--- ABOUT THIS TASK ---
Please return a verbatim copy of the interview passage, beginning at the words "The only protection" and stopping after "right all along.".

Can you give us an example?
I come from a country where CIA agents were able to carry out an extraordinary rendition in the middle of the day in Milan. Our prosecutors were able to identify them, investigate them and bring them to justice. The same applies to all the Italian military intelligence agents involved in the transfer. They have been charged, tried and convicted once and for all. We were the only country in the world to do so.
However, none of them were imprisoned. Even though they were sentenced to nine years, i.e. heavy sentences, not one of them spent a single day in prison. Why not? Because they are not accountable. The Italian Ministry of Justice refused to send the extradition request to the USA. The Constitutional Court said: yes, you are protected by state secrecy. In the end, Italy was condemned. The only country that had identified these people was condemned by the European Court of Human Rights, because in the end, none of them ended up in prison. This shows that this power is absolutely untouchable, even for the best prosecutors and the most independent judges.
But then, what means are left to oppose it?
The only protection is public empathy, which mobilizes people. And that's why they're destroying that empathy for Julian and Wikileaks and treating him as a rapist, as someone who endangers lives, as someone who plays into the hands of Putin, of Trump, to deny any kind of empathy. And they succeeded for just under a decade. But suddenly, after Julian's arrest (in April 2019, jW), people finally realized he was right. The ensuing trial made the difference, because they had behaved so incorrectly. But it took nine years. And during that time, Julian's health and freedom, his life, were destroyed. He then perceived his arrest as the first step towards his extradition, which he had always said before was where the US administration was headed, and nobody believed him. It was said that he wanted to hush up the Swedish case, the "rape". No, he was right all along.

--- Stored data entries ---
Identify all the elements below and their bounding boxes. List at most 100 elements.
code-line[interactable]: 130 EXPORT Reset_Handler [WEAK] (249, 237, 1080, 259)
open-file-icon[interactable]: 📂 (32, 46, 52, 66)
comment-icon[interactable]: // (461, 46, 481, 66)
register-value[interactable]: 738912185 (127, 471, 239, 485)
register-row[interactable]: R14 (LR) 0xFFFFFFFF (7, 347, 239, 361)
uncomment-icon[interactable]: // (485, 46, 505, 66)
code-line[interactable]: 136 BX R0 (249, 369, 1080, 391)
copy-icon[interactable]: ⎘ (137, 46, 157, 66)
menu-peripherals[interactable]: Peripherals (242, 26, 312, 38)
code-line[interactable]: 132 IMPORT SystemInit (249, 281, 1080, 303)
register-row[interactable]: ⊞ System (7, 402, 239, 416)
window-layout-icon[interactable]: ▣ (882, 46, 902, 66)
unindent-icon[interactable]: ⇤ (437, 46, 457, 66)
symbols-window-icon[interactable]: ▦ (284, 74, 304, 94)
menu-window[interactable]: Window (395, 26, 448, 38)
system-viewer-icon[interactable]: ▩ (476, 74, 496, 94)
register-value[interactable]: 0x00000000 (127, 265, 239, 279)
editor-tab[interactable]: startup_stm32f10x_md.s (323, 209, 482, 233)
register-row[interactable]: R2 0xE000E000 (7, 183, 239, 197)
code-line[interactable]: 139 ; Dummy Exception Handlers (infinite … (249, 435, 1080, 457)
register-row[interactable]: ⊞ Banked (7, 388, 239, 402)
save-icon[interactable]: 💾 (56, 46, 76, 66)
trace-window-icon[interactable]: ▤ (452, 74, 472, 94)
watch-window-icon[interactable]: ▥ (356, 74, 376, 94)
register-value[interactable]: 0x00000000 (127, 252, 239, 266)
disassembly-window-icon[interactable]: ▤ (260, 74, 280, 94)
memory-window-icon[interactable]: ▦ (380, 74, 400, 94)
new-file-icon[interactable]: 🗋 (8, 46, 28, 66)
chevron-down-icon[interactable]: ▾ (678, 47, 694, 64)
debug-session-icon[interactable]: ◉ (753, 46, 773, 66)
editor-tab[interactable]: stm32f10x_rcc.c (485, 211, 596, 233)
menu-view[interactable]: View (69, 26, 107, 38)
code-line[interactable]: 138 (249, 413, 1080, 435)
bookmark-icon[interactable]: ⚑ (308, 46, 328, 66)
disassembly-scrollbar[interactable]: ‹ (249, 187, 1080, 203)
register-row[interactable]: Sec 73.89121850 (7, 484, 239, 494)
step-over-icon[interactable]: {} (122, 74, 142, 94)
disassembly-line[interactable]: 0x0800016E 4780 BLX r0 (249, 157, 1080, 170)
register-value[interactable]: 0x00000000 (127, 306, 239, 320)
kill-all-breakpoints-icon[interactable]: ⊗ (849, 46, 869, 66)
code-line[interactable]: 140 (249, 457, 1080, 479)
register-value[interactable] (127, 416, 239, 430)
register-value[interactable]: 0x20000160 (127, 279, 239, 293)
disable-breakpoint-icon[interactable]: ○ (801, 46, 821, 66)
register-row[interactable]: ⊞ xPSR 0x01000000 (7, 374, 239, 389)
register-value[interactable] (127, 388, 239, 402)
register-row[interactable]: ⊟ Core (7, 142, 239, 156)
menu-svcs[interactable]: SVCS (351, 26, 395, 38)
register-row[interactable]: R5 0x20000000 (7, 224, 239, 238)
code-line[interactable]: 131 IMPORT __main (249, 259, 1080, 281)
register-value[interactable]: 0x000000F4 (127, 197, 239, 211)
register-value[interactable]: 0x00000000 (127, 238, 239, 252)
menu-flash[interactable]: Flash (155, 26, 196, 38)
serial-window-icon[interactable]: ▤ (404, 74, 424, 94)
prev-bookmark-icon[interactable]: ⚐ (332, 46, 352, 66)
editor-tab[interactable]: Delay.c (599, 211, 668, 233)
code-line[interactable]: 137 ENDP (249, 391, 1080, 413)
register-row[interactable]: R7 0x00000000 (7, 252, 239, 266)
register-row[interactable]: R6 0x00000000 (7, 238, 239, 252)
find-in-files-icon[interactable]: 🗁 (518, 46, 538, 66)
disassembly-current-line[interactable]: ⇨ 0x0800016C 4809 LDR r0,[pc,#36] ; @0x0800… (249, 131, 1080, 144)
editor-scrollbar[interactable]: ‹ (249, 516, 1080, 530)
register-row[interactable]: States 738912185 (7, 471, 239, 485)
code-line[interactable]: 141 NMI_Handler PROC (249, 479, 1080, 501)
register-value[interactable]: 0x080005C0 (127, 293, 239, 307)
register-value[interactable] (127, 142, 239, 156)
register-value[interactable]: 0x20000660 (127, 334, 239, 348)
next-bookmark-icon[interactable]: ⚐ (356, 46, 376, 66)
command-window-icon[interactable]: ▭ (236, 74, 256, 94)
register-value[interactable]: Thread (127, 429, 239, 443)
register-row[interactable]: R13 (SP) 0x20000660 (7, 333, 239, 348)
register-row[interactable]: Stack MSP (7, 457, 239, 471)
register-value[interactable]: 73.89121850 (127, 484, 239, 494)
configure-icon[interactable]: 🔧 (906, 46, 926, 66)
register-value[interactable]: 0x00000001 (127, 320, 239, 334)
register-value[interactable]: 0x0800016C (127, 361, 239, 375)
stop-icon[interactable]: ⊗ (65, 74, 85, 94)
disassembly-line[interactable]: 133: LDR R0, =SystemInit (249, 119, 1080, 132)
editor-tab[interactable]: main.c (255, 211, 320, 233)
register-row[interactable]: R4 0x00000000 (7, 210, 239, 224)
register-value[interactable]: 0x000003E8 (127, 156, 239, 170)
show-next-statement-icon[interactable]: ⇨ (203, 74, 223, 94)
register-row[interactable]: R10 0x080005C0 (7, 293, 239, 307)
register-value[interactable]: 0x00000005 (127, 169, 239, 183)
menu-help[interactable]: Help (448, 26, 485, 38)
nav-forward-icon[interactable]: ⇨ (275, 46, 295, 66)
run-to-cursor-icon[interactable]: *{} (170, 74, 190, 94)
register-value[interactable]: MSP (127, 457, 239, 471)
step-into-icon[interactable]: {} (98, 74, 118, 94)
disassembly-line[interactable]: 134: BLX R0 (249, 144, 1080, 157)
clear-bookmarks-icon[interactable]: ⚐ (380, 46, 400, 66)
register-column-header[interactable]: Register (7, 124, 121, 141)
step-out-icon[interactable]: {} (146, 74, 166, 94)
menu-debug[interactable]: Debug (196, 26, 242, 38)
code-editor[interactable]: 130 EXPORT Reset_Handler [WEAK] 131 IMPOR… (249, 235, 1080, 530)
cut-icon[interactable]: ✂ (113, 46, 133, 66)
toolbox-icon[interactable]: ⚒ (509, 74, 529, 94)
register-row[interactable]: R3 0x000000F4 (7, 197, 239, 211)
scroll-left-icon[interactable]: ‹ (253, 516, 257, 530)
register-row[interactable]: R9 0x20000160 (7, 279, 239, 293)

--- PROBLEM SOLUTION ---
The only protection is public empathy, which mobilizes people. And that's why they're destroying that empathy for Julian and Wikileaks and treating him as a rapist, as someone who endangers lives, as someone who plays into the hands of Putin, of Trump, to deny any kind of empathy. And they succeeded for just under a decade. But suddenly, after Julian's arrest (in April 2019, jW), people finally realized he was right. The ensuing trial made the difference, because they had behaved so incorrectly. But it took nine years. And during that time, Julian's health and freedom, his life, were destroyed. He then perceived his arrest as the first step towards his extradition, which he had always said before was where the US administration was headed, and nobody believed him. It was said that he wanted to hush up the Swedish case, the "rape". No, he was right all along.